Copy down every line where the string "image" shows up.

---

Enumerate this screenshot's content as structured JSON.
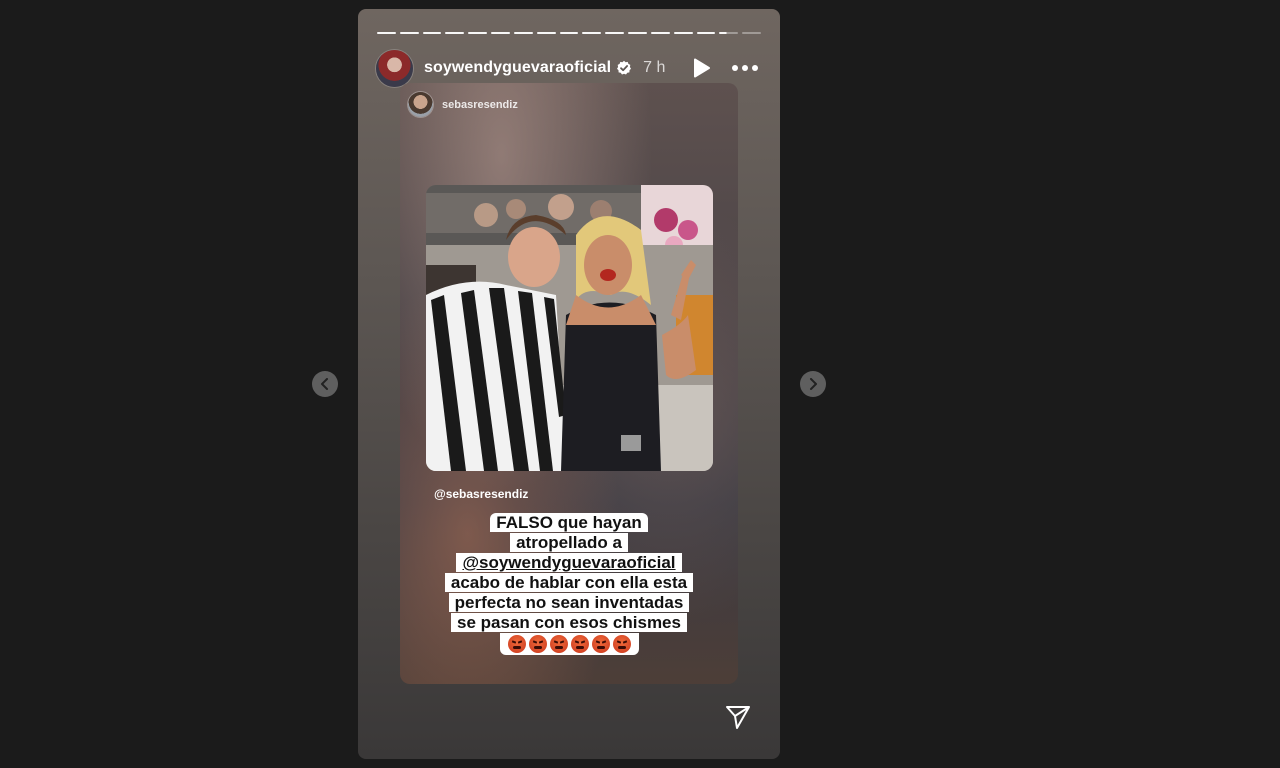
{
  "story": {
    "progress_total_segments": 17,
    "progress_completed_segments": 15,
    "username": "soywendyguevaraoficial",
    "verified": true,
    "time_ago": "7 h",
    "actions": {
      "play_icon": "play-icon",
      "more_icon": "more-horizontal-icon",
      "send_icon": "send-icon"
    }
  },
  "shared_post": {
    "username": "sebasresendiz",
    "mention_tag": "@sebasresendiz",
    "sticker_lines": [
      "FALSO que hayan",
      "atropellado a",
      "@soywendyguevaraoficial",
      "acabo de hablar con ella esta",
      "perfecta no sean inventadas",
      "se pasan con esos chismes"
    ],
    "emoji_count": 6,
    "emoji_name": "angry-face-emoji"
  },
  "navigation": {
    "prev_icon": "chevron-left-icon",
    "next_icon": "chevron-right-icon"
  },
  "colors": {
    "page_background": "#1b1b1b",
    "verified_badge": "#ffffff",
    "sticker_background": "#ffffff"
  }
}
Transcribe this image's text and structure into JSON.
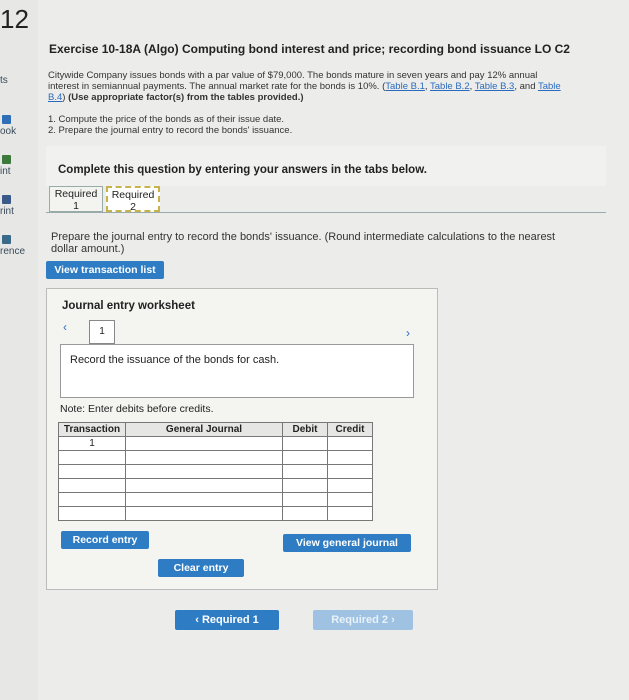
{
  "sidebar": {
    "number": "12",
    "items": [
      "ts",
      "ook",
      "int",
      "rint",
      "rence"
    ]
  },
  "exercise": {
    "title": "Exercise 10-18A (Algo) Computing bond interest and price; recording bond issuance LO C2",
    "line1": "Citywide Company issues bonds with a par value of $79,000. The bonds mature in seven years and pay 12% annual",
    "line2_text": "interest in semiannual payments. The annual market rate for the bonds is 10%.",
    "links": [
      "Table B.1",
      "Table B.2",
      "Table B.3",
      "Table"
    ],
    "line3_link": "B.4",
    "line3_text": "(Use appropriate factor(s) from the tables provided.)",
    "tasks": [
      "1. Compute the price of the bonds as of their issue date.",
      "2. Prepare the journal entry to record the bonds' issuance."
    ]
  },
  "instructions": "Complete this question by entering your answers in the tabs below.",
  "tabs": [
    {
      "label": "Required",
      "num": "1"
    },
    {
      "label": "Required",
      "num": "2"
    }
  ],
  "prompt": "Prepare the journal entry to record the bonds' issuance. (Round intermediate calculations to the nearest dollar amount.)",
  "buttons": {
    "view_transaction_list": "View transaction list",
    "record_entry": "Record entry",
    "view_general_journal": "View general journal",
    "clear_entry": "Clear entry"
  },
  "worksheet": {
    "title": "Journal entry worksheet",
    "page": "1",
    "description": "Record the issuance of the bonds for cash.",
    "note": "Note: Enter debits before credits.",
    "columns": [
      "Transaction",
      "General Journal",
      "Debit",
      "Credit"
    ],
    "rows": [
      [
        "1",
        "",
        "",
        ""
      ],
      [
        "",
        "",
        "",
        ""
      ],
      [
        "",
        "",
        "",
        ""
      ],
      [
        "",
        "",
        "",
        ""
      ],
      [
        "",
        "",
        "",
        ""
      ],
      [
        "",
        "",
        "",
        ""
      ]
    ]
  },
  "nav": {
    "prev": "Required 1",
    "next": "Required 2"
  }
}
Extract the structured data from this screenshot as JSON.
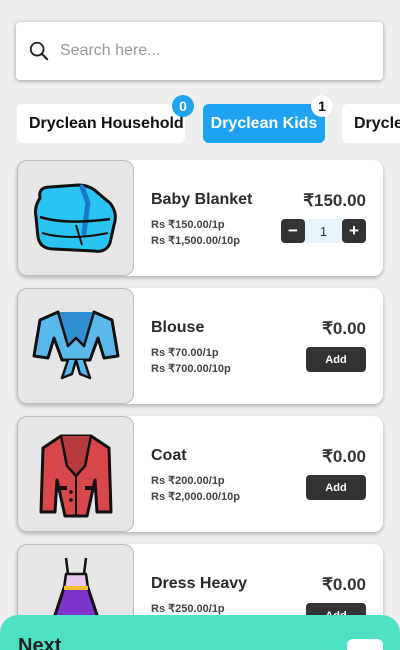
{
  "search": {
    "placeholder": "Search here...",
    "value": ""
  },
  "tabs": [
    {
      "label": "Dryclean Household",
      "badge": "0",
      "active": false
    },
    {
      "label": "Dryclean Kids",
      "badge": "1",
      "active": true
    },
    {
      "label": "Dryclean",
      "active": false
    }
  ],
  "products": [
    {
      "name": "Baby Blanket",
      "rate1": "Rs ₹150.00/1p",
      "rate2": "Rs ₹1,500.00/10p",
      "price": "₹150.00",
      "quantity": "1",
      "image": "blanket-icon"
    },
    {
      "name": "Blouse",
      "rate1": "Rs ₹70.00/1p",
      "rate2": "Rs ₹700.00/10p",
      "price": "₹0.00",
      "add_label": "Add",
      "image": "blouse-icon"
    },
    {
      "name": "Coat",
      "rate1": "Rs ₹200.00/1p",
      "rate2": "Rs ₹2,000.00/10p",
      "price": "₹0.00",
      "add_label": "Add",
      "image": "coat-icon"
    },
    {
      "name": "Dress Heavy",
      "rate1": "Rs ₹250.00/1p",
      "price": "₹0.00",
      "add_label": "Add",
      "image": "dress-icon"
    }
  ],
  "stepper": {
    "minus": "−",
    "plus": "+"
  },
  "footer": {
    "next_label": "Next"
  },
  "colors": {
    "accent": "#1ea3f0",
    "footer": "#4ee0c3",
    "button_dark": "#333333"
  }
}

---

FINAL RESULT:
Transcribe this image's text and structure into JSON.
      "image": "blanket-icon"
      "image": "blouse-icon"
      "image": "coat-icon"
      "image": "dress-icon"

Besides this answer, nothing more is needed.